» Problem: Every line of the records below should be restated exactly.

» Given information:

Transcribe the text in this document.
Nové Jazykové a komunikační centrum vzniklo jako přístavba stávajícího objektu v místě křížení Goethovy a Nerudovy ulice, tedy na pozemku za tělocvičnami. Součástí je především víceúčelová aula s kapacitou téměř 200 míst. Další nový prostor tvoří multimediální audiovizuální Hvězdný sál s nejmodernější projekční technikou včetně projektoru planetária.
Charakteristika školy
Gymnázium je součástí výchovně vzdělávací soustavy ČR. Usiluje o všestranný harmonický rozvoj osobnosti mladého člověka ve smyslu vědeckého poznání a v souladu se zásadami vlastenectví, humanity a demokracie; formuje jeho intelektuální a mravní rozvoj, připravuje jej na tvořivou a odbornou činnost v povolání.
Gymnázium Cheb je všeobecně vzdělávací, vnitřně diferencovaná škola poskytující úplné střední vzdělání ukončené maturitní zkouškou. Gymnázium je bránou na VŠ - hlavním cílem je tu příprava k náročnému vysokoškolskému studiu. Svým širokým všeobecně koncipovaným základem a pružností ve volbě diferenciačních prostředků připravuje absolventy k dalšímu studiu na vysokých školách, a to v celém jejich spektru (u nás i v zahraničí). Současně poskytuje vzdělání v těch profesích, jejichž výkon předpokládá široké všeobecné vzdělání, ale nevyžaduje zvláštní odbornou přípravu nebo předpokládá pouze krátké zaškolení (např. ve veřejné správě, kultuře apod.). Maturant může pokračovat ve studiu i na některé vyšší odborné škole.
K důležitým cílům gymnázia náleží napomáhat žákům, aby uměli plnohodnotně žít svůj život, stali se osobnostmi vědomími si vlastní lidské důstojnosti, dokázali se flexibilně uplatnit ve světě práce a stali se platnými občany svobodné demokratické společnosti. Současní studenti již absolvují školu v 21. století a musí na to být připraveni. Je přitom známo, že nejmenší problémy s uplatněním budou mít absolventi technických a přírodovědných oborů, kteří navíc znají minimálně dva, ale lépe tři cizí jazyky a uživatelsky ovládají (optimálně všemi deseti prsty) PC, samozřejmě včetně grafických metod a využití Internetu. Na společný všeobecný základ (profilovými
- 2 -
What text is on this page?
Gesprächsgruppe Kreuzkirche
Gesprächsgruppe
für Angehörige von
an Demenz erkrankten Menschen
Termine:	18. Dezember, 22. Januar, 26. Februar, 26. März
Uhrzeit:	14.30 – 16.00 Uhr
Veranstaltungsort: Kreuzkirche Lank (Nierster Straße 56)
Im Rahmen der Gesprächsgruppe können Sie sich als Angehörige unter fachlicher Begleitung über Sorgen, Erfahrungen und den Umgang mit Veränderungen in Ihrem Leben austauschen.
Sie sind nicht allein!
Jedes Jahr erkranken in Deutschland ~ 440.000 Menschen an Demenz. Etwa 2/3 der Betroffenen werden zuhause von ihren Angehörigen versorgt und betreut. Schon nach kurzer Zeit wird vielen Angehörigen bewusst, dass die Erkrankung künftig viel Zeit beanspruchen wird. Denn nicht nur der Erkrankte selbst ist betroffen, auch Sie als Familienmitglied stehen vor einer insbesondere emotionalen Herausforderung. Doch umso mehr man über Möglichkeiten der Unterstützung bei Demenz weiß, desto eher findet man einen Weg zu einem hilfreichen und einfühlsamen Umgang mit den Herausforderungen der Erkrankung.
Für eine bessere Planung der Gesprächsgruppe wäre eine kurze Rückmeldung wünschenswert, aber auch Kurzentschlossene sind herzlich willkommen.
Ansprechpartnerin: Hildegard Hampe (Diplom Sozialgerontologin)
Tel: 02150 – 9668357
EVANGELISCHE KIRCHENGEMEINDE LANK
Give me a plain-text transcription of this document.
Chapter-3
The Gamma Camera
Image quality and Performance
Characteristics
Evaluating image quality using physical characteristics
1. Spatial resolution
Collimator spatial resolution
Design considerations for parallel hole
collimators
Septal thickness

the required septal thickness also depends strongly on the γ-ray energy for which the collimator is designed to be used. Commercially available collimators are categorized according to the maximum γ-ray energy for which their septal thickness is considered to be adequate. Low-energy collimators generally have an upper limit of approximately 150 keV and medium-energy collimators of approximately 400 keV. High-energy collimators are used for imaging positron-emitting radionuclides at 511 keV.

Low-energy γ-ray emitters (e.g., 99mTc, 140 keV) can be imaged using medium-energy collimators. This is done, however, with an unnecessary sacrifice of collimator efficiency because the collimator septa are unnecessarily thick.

» Correct answer:
Transcribe the text in this document.
Nové Jazykové a komunikační centrum vzniklo jako přístavba stávajícího objektu v místě křížení Goethovy a Nerudovy ulice, tedy na pozemku za tělocvičnami. Součástí je především víceúčelová aula s kapacitou téměř 200 míst. Další nový prostor tvoří multimediální audiovizuální Hvězdný sál s nejmodernější projekční technikou včetně projektoru planetária.
Charakteristika školy
Gymnázium je součástí výchovně vzdělávací soustavy ČR. Usiluje o všestranný harmonický rozvoj osobnosti mladého člověka ve smyslu vědeckého poznání a v souladu se zásadami vlastenectví, humanity a demokracie; formuje jeho intelektuální a mravní rozvoj, připravuje jej na tvořivou a odbornou činnost v povolání.
Gymnázium Cheb je všeobecně vzdělávací, vnitřně diferencovaná škola poskytující úplné střední vzdělání ukončené maturitní zkouškou. Gymnázium je bránou na VŠ - hlavním cílem je tu příprava k náročnému vysokoškolskému studiu. Svým širokým všeobecně koncipovaným základem a pružností ve volbě diferenciačních prostředků připravuje absolventy k dalšímu studiu na vysokých školách, a to v celém jejich spektru (u nás i v zahraničí). Současně poskytuje vzdělání v těch profesích, jejichž výkon předpokládá široké všeobecné vzdělání, ale nevyžaduje zvláštní odbornou přípravu nebo předpokládá pouze krátké zaškolení (např. ve veřejné správě, kultuře apod.). Maturant může pokračovat ve studiu i na některé vyšší odborné škole.
K důležitým cílům gymnázia náleží napomáhat žákům, aby uměli plnohodnotně žít svůj život, stali se osobnostmi vědomími si vlastní lidské důstojnosti, dokázali se flexibilně uplatnit ve světě práce a stali se platnými občany svobodné demokratické společnosti. Současní studenti již absolvují školu v 21. století a musí na to být připraveni. Je přitom známo, že nejmenší problémy s uplatněním budou mít absolventi technických a přírodovědných oborů, kteří navíc znají minimálně dva, ale lépe tři cizí jazyky a uživatelsky ovládají (optimálně všemi deseti prsty) PC, samozřejmě včetně grafických metod a využití Internetu. Na společný všeobecný základ (profilovými
- 2 -
What text is on this page?
Gesprächsgruppe Kreuzkirche
Gesprächsgruppe
für Angehörige von
an Demenz erkrankten Menschen
Termine:	18. Dezember, 22. Januar, 26. Februar, 26. März
Uhrzeit:	14.30 – 16.00 Uhr
Veranstaltungsort: Kreuzkirche Lank (Nierster Straße 56)
Im Rahmen der Gesprächsgruppe können Sie sich als Angehörige unter fachlicher Begleitung über Sorgen, Erfahrungen und den Umgang mit Veränderungen in Ihrem Leben austauschen.
Sie sind nicht allein!
Jedes Jahr erkranken in Deutschland ~ 440.000 Menschen an Demenz. Etwa 2/3 der Betroffenen werden zuhause von ihren Angehörigen versorgt und betreut. Schon nach kurzer Zeit wird vielen Angehörigen bewusst, dass die Erkrankung künftig viel Zeit beanspruchen wird. Denn nicht nur der Erkrankte selbst ist betroffen, auch Sie als Familienmitglied stehen vor einer insbesondere emotionalen Herausforderung. Doch umso mehr man über Möglichkeiten der Unterstützung bei Demenz weiß, desto eher findet man einen Weg zu einem hilfreichen und einfühlsamen Umgang mit den Herausforderungen der Erkrankung.
Für eine bessere Planung der Gesprächsgruppe wäre eine kurze Rückmeldung wünschenswert, aber auch Kurzentschlossene sind herzlich willkommen.
Ansprechpartnerin: Hildegard Hampe (Diplom Sozialgerontologin)
Tel: 02150 – 9668357
EVANGELISCHE KIRCHENGEMEINDE LANK
Give me a plain-text transcription of this document.
Chapter-3
The Gamma Camera
Image quality and Performance
Characteristics
Evaluating image quality using physical characteristics
1. Spatial resolution
Collimator spatial resolution
Design considerations for parallel hole
collimators
Septal thickness

the required septal thickness also depends strongly on the γ-ray energy for which the collimator is designed to be used. Commercially available collimators are categorized according to the maximum γ-ray energy for which their septal thickness is considered to be adequate. Low-energy collimators generally have an upper limit of approximately 150 keV and medium-energy collimators of approximately 400 keV. High-energy collimators are used for imaging positron-emitting radionuclides at 511 keV.

Low-energy γ-ray emitters (e.g., 99mTc, 140 keV) can be imaged using medium-energy collimators. This is done, however, with an unnecessary sacrifice of collimator efficiency because the collimator septa are unnecessarily thick.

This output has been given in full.